__WHAT YOU NEED TO DO__:
Leave out the pictures and copy each record below exactly.

^^^^^^^^

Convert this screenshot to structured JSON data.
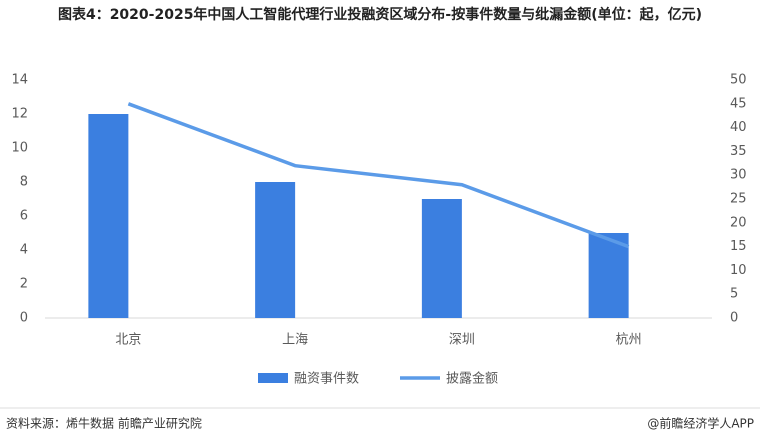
{
  "chart_data": {
    "type": "bar",
    "title": "图表4：2020-2025年中国人工智能代理行业投融资区域分布-按事件数量与纰漏金额(单位：起，亿元)",
    "categories": [
      "北京",
      "上海",
      "深圳",
      "杭州"
    ],
    "series": [
      {
        "name": "融资事件数",
        "type": "bar",
        "color": "#3b7fe0",
        "values": [
          12,
          8,
          7,
          5
        ]
      },
      {
        "name": "披露金额",
        "type": "line",
        "axis": "y2",
        "color": "#5b9be8",
        "values": [
          45,
          32,
          28,
          15
        ]
      }
    ],
    "ylim": [
      0,
      14
    ],
    "yticks": [
      0,
      2,
      4,
      6,
      8,
      10,
      12,
      14
    ],
    "y2lim": [
      0,
      50
    ],
    "y2ticks": [
      0,
      5,
      10,
      15,
      20,
      25,
      30,
      35,
      40,
      45,
      50
    ],
    "grid": false,
    "source": "资料来源：烯牛数据 前瞻产业研究院",
    "credit": "@前瞻经济学人APP"
  }
}
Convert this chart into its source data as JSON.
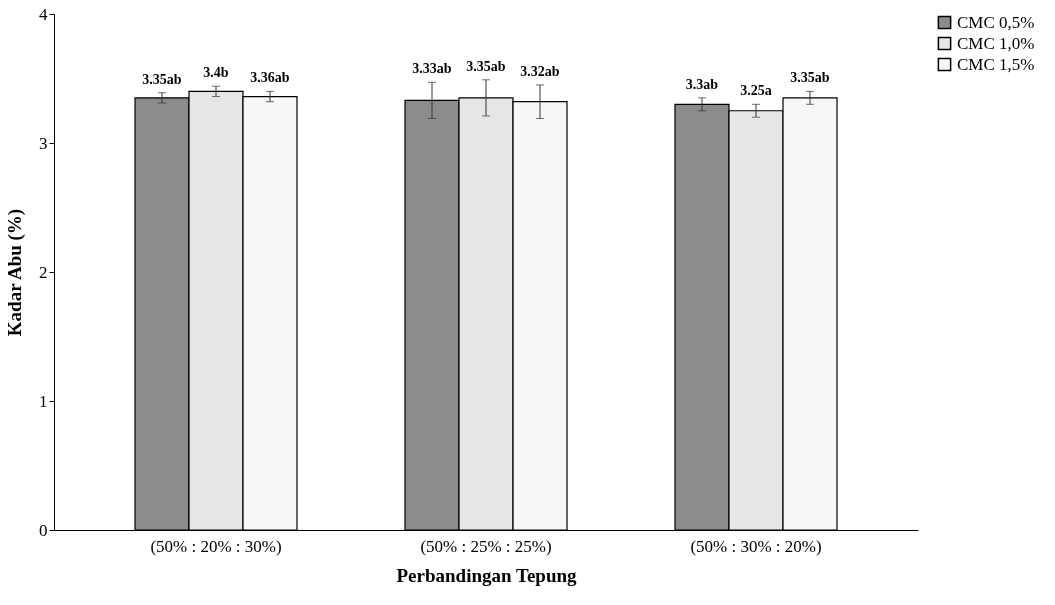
{
  "chart_data": {
    "type": "bar",
    "xlabel": "Perbandingan Tepung",
    "ylabel": "Kadar Abu (%)",
    "categories": [
      "(50% : 20% : 30%)",
      "(50% : 25% : 25%)",
      "(50% : 30% : 20%)"
    ],
    "series": [
      {
        "name": "CMC 0,5%",
        "color": "#8c8c8c",
        "values": [
          3.35,
          3.33,
          3.3
        ],
        "errors": [
          0.04,
          0.14,
          0.05
        ],
        "value_labels": [
          "3.35ab",
          "3.33ab",
          "3.3ab"
        ]
      },
      {
        "name": "CMC 1,0%",
        "color": "#e6e6e6",
        "values": [
          3.4,
          3.35,
          3.25
        ],
        "errors": [
          0.04,
          0.14,
          0.05
        ],
        "value_labels": [
          "3.4b",
          "3.35ab",
          "3.25a"
        ]
      },
      {
        "name": "CMC 1,5%",
        "color": "#f7f7f7",
        "values": [
          3.36,
          3.32,
          3.35
        ],
        "errors": [
          0.04,
          0.13,
          0.05
        ],
        "value_labels": [
          "3.36ab",
          "3.32ab",
          "3.35ab"
        ]
      }
    ],
    "ylim": [
      0,
      4
    ],
    "yticks": [
      0,
      1,
      2,
      3,
      4
    ],
    "grid": false,
    "legend": "right"
  }
}
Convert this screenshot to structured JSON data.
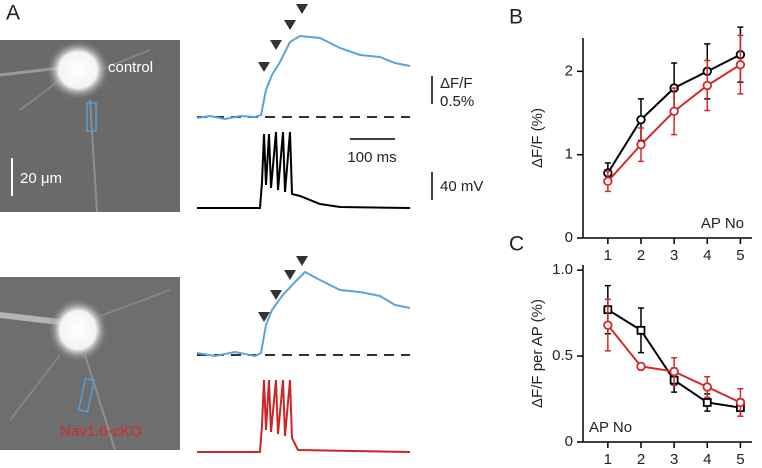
{
  "panel_a": {
    "label": "A",
    "top_image_label": "control",
    "bottom_image_label": "Nav1.6-cKO",
    "image_scale": "20 μm",
    "dff_scale_name": "ΔF/F",
    "dff_scale": "0.5%",
    "time_scale": "100 ms",
    "voltage_scale": "40 mV"
  },
  "chart_data": [
    {
      "type": "line",
      "panel_label": "B",
      "ylabel": "ΔF/F (%)",
      "annotation": "AP No",
      "x": [
        1,
        2,
        3,
        4,
        5
      ],
      "xlim": [
        0.25,
        5.35
      ],
      "xticks": [
        1,
        2,
        3,
        4,
        5
      ],
      "ylim": [
        0,
        2.4
      ],
      "yticks": [
        0,
        1,
        2
      ],
      "series": [
        {
          "color": "#000000",
          "marker": "circle",
          "values": [
            0.78,
            1.42,
            1.8,
            2.0,
            2.2
          ],
          "errors": [
            0.12,
            0.25,
            0.3,
            0.33,
            0.33
          ]
        },
        {
          "color": "#d42a2a",
          "marker": "circle",
          "values": [
            0.68,
            1.12,
            1.52,
            1.83,
            2.08
          ],
          "errors": [
            0.12,
            0.2,
            0.28,
            0.3,
            0.35
          ]
        }
      ]
    },
    {
      "type": "line",
      "panel_label": "C",
      "ylabel": "ΔF/F per AP (%)",
      "annotation": "AP No",
      "x": [
        1,
        2,
        3,
        4,
        5
      ],
      "xlim": [
        0.25,
        5.35
      ],
      "xticks": [
        1,
        2,
        3,
        4,
        5
      ],
      "ylim": [
        0,
        1.03
      ],
      "yticks": [
        0,
        0.5,
        {
          "value": 1,
          "label": "1.0"
        }
      ],
      "series": [
        {
          "color": "#000000",
          "marker": "square",
          "values": [
            0.77,
            0.65,
            0.36,
            0.23,
            0.2
          ],
          "errors": [
            0.14,
            0.13,
            0.07,
            0.05,
            0.05
          ]
        },
        {
          "color": "#d42a2a",
          "marker": "circle",
          "values": [
            0.68,
            0.44,
            0.41,
            0.32,
            0.23
          ],
          "errors": [
            0.15,
            0.02,
            0.08,
            0.06,
            0.08
          ]
        }
      ]
    }
  ]
}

^^^^^^^^

__EXERCISE OUTPUT__:
Convert this screenshot to structured JSON data.
{
  "chart_data": {
    "type": "bar",
    "title": "图表4：2020-2025年中国人工智能代理行业投融资区域分布-按事件数量与纰漏金额(单位：起，亿元)",
    "categories": [
      "北京",
      "上海",
      "深圳",
      "杭州"
    ],
    "series": [
      {
        "name": "融资事件数",
        "type": "bar",
        "color": "#3b7fe0",
        "values": [
          12,
          8,
          7,
          5
        ]
      },
      {
        "name": "披露金额",
        "type": "line",
        "axis": "y2",
        "color": "#5b9be8",
        "values": [
          45,
          32,
          28,
          15
        ]
      }
    ],
    "ylim": [
      0,
      14
    ],
    "yticks": [
      0,
      2,
      4,
      6,
      8,
      10,
      12,
      14
    ],
    "y2lim": [
      0,
      50
    ],
    "y2ticks": [
      0,
      5,
      10,
      15,
      20,
      25,
      30,
      35,
      40,
      45,
      50
    ],
    "grid": false,
    "source": "资料来源：烯牛数据 前瞻产业研究院",
    "credit": "@前瞻经济学人APP"
  }
}
Convert this chart into its source data as JSON.
{
  "chart_data": {
    "type": "bar",
    "xlabel": "Perbandingan Tepung",
    "ylabel": "Kadar Abu (%)",
    "categories": [
      "(50% : 20% : 30%)",
      "(50% : 25% : 25%)",
      "(50% : 30% : 20%)"
    ],
    "series": [
      {
        "name": "CMC 0,5%",
        "color": "#8c8c8c",
        "values": [
          3.35,
          3.33,
          3.3
        ],
        "errors": [
          0.04,
          0.14,
          0.05
        ],
        "value_labels": [
          "3.35ab",
          "3.33ab",
          "3.3ab"
        ]
      },
      {
        "name": "CMC 1,0%",
        "color": "#e6e6e6",
        "values": [
          3.4,
          3.35,
          3.25
        ],
        "errors": [
          0.04,
          0.14,
          0.05
        ],
        "value_labels": [
          "3.4b",
          "3.35ab",
          "3.25a"
        ]
      },
      {
        "name": "CMC 1,5%",
        "color": "#f7f7f7",
        "values": [
          3.36,
          3.32,
          3.35
        ],
        "errors": [
          0.04,
          0.13,
          0.05
        ],
        "value_labels": [
          "3.36ab",
          "3.32ab",
          "3.35ab"
        ]
      }
    ],
    "ylim": [
      0,
      4
    ],
    "yticks": [
      0,
      1,
      2,
      3,
      4
    ],
    "grid": false,
    "legend": "right"
  }
}
Convert this screenshot to structured JSON data.
{
  "panel_a": {
    "label": "A",
    "top_image_label": "control",
    "bottom_image_label": "Nav1.6-cKO",
    "image_scale": "20 μm",
    "dff_scale_name": "ΔF/F",
    "dff_scale": "0.5%",
    "time_scale": "100 ms",
    "voltage_scale": "40 mV"
  },
  "chart_data": [
    {
      "type": "line",
      "panel_label": "B",
      "ylabel": "ΔF/F (%)",
      "annotation": "AP No",
      "x": [
        1,
        2,
        3,
        4,
        5
      ],
      "xlim": [
        0.25,
        5.35
      ],
      "xticks": [
        1,
        2,
        3,
        4,
        5
      ],
      "ylim": [
        0,
        2.4
      ],
      "yticks": [
        0,
        1,
        2
      ],
      "series": [
        {
          "color": "#000000",
          "marker": "circle",
          "values": [
            0.78,
            1.42,
            1.8,
            2.0,
            2.2
          ],
          "errors": [
            0.12,
            0.25,
            0.3,
            0.33,
            0.33
          ]
        },
        {
          "color": "#d42a2a",
          "marker": "circle",
          "values": [
            0.68,
            1.12,
            1.52,
            1.83,
            2.08
          ],
          "errors": [
            0.12,
            0.2,
            0.28,
            0.3,
            0.35
          ]
        }
      ]
    },
    {
      "type": "line",
      "panel_label": "C",
      "ylabel": "ΔF/F per AP (%)",
      "annotation": "AP No",
      "x": [
        1,
        2,
        3,
        4,
        5
      ],
      "xlim": [
        0.25,
        5.35
      ],
      "xticks": [
        1,
        2,
        3,
        4,
        5
      ],
      "ylim": [
        0,
        1.03
      ],
      "yticks": [
        0,
        0.5,
        {
          "value": 1,
          "label": "1.0"
        }
      ],
      "series": [
        {
          "color": "#000000",
          "marker": "square",
          "values": [
            0.77,
            0.65,
            0.36,
            0.23,
            0.2
          ],
          "errors": [
            0.14,
            0.13,
            0.07,
            0.05,
            0.05
          ]
        },
        {
          "color": "#d42a2a",
          "marker": "circle",
          "values": [
            0.68,
            0.44,
            0.41,
            0.32,
            0.23
          ],
          "errors": [
            0.15,
            0.02,
            0.08,
            0.06,
            0.08
          ]
        }
      ]
    }
  ]
}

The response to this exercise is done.